Dataset rows about figures
□ □ □ □

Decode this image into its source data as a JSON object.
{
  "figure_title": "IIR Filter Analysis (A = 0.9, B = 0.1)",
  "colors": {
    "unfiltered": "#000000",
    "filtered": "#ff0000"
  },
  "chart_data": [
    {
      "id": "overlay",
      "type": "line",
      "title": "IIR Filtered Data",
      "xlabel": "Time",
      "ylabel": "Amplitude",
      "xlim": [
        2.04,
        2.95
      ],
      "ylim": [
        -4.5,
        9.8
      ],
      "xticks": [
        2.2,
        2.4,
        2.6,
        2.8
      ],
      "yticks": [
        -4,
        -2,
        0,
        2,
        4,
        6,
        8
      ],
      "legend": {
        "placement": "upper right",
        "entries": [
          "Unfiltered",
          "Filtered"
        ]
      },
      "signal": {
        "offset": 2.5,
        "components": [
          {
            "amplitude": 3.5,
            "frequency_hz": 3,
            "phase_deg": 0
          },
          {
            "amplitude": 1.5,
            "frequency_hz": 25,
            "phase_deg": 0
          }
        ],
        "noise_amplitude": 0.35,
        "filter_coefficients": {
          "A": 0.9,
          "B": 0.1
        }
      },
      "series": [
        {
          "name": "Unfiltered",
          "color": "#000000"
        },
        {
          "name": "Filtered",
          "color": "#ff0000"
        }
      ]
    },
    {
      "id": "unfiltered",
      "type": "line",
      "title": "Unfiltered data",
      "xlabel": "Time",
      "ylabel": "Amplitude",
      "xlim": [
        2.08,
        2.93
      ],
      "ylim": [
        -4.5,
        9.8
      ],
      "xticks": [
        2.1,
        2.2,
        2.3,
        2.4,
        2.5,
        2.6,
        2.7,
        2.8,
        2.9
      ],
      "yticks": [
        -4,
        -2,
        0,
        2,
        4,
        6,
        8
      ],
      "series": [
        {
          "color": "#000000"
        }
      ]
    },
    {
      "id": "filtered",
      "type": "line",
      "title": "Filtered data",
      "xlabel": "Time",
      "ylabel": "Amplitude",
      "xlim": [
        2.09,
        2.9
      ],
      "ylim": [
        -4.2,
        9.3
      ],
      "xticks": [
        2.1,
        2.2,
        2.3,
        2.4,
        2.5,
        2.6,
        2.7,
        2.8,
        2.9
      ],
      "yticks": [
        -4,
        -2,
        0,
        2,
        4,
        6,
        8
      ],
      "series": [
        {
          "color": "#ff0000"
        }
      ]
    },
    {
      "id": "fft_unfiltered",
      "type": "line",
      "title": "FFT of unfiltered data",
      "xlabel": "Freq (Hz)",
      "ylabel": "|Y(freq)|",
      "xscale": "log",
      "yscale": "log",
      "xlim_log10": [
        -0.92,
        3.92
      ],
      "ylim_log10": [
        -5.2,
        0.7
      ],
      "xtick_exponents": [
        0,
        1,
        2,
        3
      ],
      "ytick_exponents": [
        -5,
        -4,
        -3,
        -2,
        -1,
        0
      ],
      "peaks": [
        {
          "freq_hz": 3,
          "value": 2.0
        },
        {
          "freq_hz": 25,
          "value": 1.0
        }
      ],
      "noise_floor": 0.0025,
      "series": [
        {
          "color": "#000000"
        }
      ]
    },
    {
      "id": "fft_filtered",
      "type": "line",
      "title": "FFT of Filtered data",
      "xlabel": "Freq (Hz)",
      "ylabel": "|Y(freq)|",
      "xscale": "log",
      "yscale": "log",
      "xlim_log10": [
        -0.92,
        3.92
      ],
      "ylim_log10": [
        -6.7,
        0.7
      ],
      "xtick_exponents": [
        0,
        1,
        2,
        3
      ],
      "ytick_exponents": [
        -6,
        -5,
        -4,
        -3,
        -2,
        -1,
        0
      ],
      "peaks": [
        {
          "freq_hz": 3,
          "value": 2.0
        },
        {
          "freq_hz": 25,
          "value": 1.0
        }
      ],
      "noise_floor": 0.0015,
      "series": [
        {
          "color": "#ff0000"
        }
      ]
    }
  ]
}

□ □ □ □

§ Exercise instructions
Set down all of the data above, word for word.

§ Task solution
Decode this image into its source data as a JSON object.
{
  "figure_title": "IIR Filter Analysis (A = 0.9, B = 0.1)",
  "colors": {
    "unfiltered": "#000000",
    "filtered": "#ff0000"
  },
  "chart_data": [
    {
      "id": "overlay",
      "type": "line",
      "title": "IIR Filtered Data",
      "xlabel": "Time",
      "ylabel": "Amplitude",
      "xlim": [
        2.04,
        2.95
      ],
      "ylim": [
        -4.5,
        9.8
      ],
      "xticks": [
        2.2,
        2.4,
        2.6,
        2.8
      ],
      "yticks": [
        -4,
        -2,
        0,
        2,
        4,
        6,
        8
      ],
      "legend": {
        "placement": "upper right",
        "entries": [
          "Unfiltered",
          "Filtered"
        ]
      },
      "signal": {
        "offset": 2.5,
        "components": [
          {
            "amplitude": 3.5,
            "frequency_hz": 3,
            "phase_deg": 0
          },
          {
            "amplitude": 1.5,
            "frequency_hz": 25,
            "phase_deg": 0
          }
        ],
        "noise_amplitude": 0.35,
        "filter_coefficients": {
          "A": 0.9,
          "B": 0.1
        }
      },
      "series": [
        {
          "name": "Unfiltered",
          "color": "#000000"
        },
        {
          "name": "Filtered",
          "color": "#ff0000"
        }
      ]
    },
    {
      "id": "unfiltered",
      "type": "line",
      "title": "Unfiltered data",
      "xlabel": "Time",
      "ylabel": "Amplitude",
      "xlim": [
        2.08,
        2.93
      ],
      "ylim": [
        -4.5,
        9.8
      ],
      "xticks": [
        2.1,
        2.2,
        2.3,
        2.4,
        2.5,
        2.6,
        2.7,
        2.8,
        2.9
      ],
      "yticks": [
        -4,
        -2,
        0,
        2,
        4,
        6,
        8
      ],
      "series": [
        {
          "color": "#000000"
        }
      ]
    },
    {
      "id": "filtered",
      "type": "line",
      "title": "Filtered data",
      "xlabel": "Time",
      "ylabel": "Amplitude",
      "xlim": [
        2.09,
        2.9
      ],
      "ylim": [
        -4.2,
        9.3
      ],
      "xticks": [
        2.1,
        2.2,
        2.3,
        2.4,
        2.5,
        2.6,
        2.7,
        2.8,
        2.9
      ],
      "yticks": [
        -4,
        -2,
        0,
        2,
        4,
        6,
        8
      ],
      "series": [
        {
          "color": "#ff0000"
        }
      ]
    },
    {
      "id": "fft_unfiltered",
      "type": "line",
      "title": "FFT of unfiltered data",
      "xlabel": "Freq (Hz)",
      "ylabel": "|Y(freq)|",
      "xscale": "log",
      "yscale": "log",
      "xlim_log10": [
        -0.92,
        3.92
      ],
      "ylim_log10": [
        -5.2,
        0.7
      ],
      "xtick_exponents": [
        0,
        1,
        2,
        3
      ],
      "ytick_exponents": [
        -5,
        -4,
        -3,
        -2,
        -1,
        0
      ],
      "peaks": [
        {
          "freq_hz": 3,
          "value": 2.0
        },
        {
          "freq_hz": 25,
          "value": 1.0
        }
      ],
      "noise_floor": 0.0025,
      "series": [
        {
          "color": "#000000"
        }
      ]
    },
    {
      "id": "fft_filtered",
      "type": "line",
      "title": "FFT of Filtered data",
      "xlabel": "Freq (Hz)",
      "ylabel": "|Y(freq)|",
      "xscale": "log",
      "yscale": "log",
      "xlim_log10": [
        -0.92,
        3.92
      ],
      "ylim_log10": [
        -6.7,
        0.7
      ],
      "xtick_exponents": [
        0,
        1,
        2,
        3
      ],
      "ytick_exponents": [
        -6,
        -5,
        -4,
        -3,
        -2,
        -1,
        0
      ],
      "peaks": [
        {
          "freq_hz": 3,
          "value": 2.0
        },
        {
          "freq_hz": 25,
          "value": 1.0
        }
      ],
      "noise_floor": 0.0015,
      "series": [
        {
          "color": "#ff0000"
        }
      ]
    }
  ]
}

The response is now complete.